Dataset entries on figures:
· · · · · · ·
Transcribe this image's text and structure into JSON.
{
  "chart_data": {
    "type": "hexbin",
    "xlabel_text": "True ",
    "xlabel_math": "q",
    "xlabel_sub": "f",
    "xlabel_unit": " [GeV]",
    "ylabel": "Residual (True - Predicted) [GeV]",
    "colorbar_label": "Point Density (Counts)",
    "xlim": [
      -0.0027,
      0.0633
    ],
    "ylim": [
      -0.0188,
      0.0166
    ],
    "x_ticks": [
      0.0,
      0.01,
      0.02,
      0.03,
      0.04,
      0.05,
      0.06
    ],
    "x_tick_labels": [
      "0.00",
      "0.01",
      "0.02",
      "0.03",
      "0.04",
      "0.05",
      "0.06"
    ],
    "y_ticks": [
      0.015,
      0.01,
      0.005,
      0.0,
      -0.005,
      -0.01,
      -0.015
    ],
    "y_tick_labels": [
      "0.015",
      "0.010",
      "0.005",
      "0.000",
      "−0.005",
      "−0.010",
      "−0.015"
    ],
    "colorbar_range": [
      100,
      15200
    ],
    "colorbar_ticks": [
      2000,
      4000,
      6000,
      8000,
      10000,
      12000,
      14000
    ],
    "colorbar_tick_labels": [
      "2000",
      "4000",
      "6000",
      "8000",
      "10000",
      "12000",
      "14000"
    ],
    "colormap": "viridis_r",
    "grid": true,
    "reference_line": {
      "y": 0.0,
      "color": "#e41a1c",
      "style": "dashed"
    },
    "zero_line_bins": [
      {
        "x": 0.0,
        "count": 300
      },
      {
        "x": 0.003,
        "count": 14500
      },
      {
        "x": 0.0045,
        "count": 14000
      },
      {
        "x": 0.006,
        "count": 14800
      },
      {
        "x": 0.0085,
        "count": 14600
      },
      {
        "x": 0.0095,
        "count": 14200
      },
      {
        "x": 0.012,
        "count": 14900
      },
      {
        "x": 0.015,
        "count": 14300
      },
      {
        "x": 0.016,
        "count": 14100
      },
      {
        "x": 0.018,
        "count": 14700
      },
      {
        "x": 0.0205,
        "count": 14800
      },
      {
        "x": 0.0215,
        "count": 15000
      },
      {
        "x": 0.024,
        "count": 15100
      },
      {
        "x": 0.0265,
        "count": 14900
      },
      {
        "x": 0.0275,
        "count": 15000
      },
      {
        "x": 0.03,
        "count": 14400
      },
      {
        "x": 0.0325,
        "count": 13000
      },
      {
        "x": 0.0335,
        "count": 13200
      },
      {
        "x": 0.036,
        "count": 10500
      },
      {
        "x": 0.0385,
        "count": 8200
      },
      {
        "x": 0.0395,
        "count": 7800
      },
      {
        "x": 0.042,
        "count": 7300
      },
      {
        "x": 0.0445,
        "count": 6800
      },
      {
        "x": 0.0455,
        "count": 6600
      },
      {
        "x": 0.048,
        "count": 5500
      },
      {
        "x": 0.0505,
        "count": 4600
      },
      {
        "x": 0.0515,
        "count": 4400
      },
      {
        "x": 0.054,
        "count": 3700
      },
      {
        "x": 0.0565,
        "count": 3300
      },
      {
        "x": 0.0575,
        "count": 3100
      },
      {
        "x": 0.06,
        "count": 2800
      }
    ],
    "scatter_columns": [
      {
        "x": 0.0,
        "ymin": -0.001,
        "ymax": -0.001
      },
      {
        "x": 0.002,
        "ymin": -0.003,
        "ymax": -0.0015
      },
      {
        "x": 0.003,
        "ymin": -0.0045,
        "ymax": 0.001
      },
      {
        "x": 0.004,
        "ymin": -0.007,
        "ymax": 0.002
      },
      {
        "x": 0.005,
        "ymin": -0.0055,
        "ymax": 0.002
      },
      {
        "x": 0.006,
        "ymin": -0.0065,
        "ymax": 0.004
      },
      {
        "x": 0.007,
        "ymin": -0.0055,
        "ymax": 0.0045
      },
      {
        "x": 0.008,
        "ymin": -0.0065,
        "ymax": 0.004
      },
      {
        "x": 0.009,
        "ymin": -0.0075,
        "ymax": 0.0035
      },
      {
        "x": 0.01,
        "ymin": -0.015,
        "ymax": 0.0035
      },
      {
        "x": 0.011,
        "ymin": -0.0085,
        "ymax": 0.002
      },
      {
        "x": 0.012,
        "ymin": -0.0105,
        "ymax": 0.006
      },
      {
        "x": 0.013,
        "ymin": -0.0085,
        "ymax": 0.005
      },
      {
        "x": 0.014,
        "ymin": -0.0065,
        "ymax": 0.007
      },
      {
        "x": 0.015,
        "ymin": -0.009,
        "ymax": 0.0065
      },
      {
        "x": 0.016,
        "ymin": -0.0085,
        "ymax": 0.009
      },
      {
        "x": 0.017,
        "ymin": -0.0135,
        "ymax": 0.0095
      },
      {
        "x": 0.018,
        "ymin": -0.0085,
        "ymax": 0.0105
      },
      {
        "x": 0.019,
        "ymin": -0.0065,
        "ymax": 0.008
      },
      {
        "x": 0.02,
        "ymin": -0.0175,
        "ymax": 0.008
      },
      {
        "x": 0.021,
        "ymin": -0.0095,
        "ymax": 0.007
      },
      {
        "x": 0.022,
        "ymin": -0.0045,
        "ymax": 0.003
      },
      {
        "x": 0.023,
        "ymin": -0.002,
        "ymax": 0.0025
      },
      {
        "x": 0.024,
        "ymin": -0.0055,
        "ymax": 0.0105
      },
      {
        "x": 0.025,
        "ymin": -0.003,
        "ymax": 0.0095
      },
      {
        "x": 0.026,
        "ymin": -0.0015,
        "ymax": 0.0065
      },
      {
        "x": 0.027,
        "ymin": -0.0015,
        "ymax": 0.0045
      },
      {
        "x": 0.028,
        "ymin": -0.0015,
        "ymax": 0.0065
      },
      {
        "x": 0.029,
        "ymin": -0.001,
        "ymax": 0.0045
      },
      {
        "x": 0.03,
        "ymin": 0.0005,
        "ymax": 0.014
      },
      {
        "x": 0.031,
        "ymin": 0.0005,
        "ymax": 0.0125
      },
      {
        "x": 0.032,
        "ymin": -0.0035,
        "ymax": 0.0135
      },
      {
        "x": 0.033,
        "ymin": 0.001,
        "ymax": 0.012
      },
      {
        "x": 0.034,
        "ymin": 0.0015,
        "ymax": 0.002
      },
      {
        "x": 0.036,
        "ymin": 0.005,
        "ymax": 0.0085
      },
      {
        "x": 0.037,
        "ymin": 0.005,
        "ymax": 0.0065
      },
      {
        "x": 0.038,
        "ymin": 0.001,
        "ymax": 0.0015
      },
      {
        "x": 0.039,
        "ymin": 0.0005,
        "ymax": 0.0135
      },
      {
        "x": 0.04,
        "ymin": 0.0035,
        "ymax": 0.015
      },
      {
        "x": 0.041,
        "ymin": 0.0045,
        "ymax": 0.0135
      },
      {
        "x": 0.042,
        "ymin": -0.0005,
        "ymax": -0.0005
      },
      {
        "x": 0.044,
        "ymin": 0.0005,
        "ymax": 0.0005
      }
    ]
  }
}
· · · · · · ·
_Prompt_
Write out every entry exactly as given.

_Result below_
Transcribe this image's text and structure into JSON.
{
  "chart_data": {
    "type": "hexbin",
    "xlabel_text": "True ",
    "xlabel_math": "q",
    "xlabel_sub": "f",
    "xlabel_unit": " [GeV]",
    "ylabel": "Residual (True - Predicted) [GeV]",
    "colorbar_label": "Point Density (Counts)",
    "xlim": [
      -0.0027,
      0.0633
    ],
    "ylim": [
      -0.0188,
      0.0166
    ],
    "x_ticks": [
      0.0,
      0.01,
      0.02,
      0.03,
      0.04,
      0.05,
      0.06
    ],
    "x_tick_labels": [
      "0.00",
      "0.01",
      "0.02",
      "0.03",
      "0.04",
      "0.05",
      "0.06"
    ],
    "y_ticks": [
      0.015,
      0.01,
      0.005,
      0.0,
      -0.005,
      -0.01,
      -0.015
    ],
    "y_tick_labels": [
      "0.015",
      "0.010",
      "0.005",
      "0.000",
      "−0.005",
      "−0.010",
      "−0.015"
    ],
    "colorbar_range": [
      100,
      15200
    ],
    "colorbar_ticks": [
      2000,
      4000,
      6000,
      8000,
      10000,
      12000,
      14000
    ],
    "colorbar_tick_labels": [
      "2000",
      "4000",
      "6000",
      "8000",
      "10000",
      "12000",
      "14000"
    ],
    "colormap": "viridis_r",
    "grid": true,
    "reference_line": {
      "y": 0.0,
      "color": "#e41a1c",
      "style": "dashed"
    },
    "zero_line_bins": [
      {
        "x": 0.0,
        "count": 300
      },
      {
        "x": 0.003,
        "count": 14500
      },
      {
        "x": 0.0045,
        "count": 14000
      },
      {
        "x": 0.006,
        "count": 14800
      },
      {
        "x": 0.0085,
        "count": 14600
      },
      {
        "x": 0.0095,
        "count": 14200
      },
      {
        "x": 0.012,
        "count": 14900
      },
      {
        "x": 0.015,
        "count": 14300
      },
      {
        "x": 0.016,
        "count": 14100
      },
      {
        "x": 0.018,
        "count": 14700
      },
      {
        "x": 0.0205,
        "count": 14800
      },
      {
        "x": 0.0215,
        "count": 15000
      },
      {
        "x": 0.024,
        "count": 15100
      },
      {
        "x": 0.0265,
        "count": 14900
      },
      {
        "x": 0.0275,
        "count": 15000
      },
      {
        "x": 0.03,
        "count": 14400
      },
      {
        "x": 0.0325,
        "count": 13000
      },
      {
        "x": 0.0335,
        "count": 13200
      },
      {
        "x": 0.036,
        "count": 10500
      },
      {
        "x": 0.0385,
        "count": 8200
      },
      {
        "x": 0.0395,
        "count": 7800
      },
      {
        "x": 0.042,
        "count": 7300
      },
      {
        "x": 0.0445,
        "count": 6800
      },
      {
        "x": 0.0455,
        "count": 6600
      },
      {
        "x": 0.048,
        "count": 5500
      },
      {
        "x": 0.0505,
        "count": 4600
      },
      {
        "x": 0.0515,
        "count": 4400
      },
      {
        "x": 0.054,
        "count": 3700
      },
      {
        "x": 0.0565,
        "count": 3300
      },
      {
        "x": 0.0575,
        "count": 3100
      },
      {
        "x": 0.06,
        "count": 2800
      }
    ],
    "scatter_columns": [
      {
        "x": 0.0,
        "ymin": -0.001,
        "ymax": -0.001
      },
      {
        "x": 0.002,
        "ymin": -0.003,
        "ymax": -0.0015
      },
      {
        "x": 0.003,
        "ymin": -0.0045,
        "ymax": 0.001
      },
      {
        "x": 0.004,
        "ymin": -0.007,
        "ymax": 0.002
      },
      {
        "x": 0.005,
        "ymin": -0.0055,
        "ymax": 0.002
      },
      {
        "x": 0.006,
        "ymin": -0.0065,
        "ymax": 0.004
      },
      {
        "x": 0.007,
        "ymin": -0.0055,
        "ymax": 0.0045
      },
      {
        "x": 0.008,
        "ymin": -0.0065,
        "ymax": 0.004
      },
      {
        "x": 0.009,
        "ymin": -0.0075,
        "ymax": 0.0035
      },
      {
        "x": 0.01,
        "ymin": -0.015,
        "ymax": 0.0035
      },
      {
        "x": 0.011,
        "ymin": -0.0085,
        "ymax": 0.002
      },
      {
        "x": 0.012,
        "ymin": -0.0105,
        "ymax": 0.006
      },
      {
        "x": 0.013,
        "ymin": -0.0085,
        "ymax": 0.005
      },
      {
        "x": 0.014,
        "ymin": -0.0065,
        "ymax": 0.007
      },
      {
        "x": 0.015,
        "ymin": -0.009,
        "ymax": 0.0065
      },
      {
        "x": 0.016,
        "ymin": -0.0085,
        "ymax": 0.009
      },
      {
        "x": 0.017,
        "ymin": -0.0135,
        "ymax": 0.0095
      },
      {
        "x": 0.018,
        "ymin": -0.0085,
        "ymax": 0.0105
      },
      {
        "x": 0.019,
        "ymin": -0.0065,
        "ymax": 0.008
      },
      {
        "x": 0.02,
        "ymin": -0.0175,
        "ymax": 0.008
      },
      {
        "x": 0.021,
        "ymin": -0.0095,
        "ymax": 0.007
      },
      {
        "x": 0.022,
        "ymin": -0.0045,
        "ymax": 0.003
      },
      {
        "x": 0.023,
        "ymin": -0.002,
        "ymax": 0.0025
      },
      {
        "x": 0.024,
        "ymin": -0.0055,
        "ymax": 0.0105
      },
      {
        "x": 0.025,
        "ymin": -0.003,
        "ymax": 0.0095
      },
      {
        "x": 0.026,
        "ymin": -0.0015,
        "ymax": 0.0065
      },
      {
        "x": 0.027,
        "ymin": -0.0015,
        "ymax": 0.0045
      },
      {
        "x": 0.028,
        "ymin": -0.0015,
        "ymax": 0.0065
      },
      {
        "x": 0.029,
        "ymin": -0.001,
        "ymax": 0.0045
      },
      {
        "x": 0.03,
        "ymin": 0.0005,
        "ymax": 0.014
      },
      {
        "x": 0.031,
        "ymin": 0.0005,
        "ymax": 0.0125
      },
      {
        "x": 0.032,
        "ymin": -0.0035,
        "ymax": 0.0135
      },
      {
        "x": 0.033,
        "ymin": 0.001,
        "ymax": 0.012
      },
      {
        "x": 0.034,
        "ymin": 0.0015,
        "ymax": 0.002
      },
      {
        "x": 0.036,
        "ymin": 0.005,
        "ymax": 0.0085
      },
      {
        "x": 0.037,
        "ymin": 0.005,
        "ymax": 0.0065
      },
      {
        "x": 0.038,
        "ymin": 0.001,
        "ymax": 0.0015
      },
      {
        "x": 0.039,
        "ymin": 0.0005,
        "ymax": 0.0135
      },
      {
        "x": 0.04,
        "ymin": 0.0035,
        "ymax": 0.015
      },
      {
        "x": 0.041,
        "ymin": 0.0045,
        "ymax": 0.0135
      },
      {
        "x": 0.042,
        "ymin": -0.0005,
        "ymax": -0.0005
      },
      {
        "x": 0.044,
        "ymin": 0.0005,
        "ymax": 0.0005
      }
    ]
  }
}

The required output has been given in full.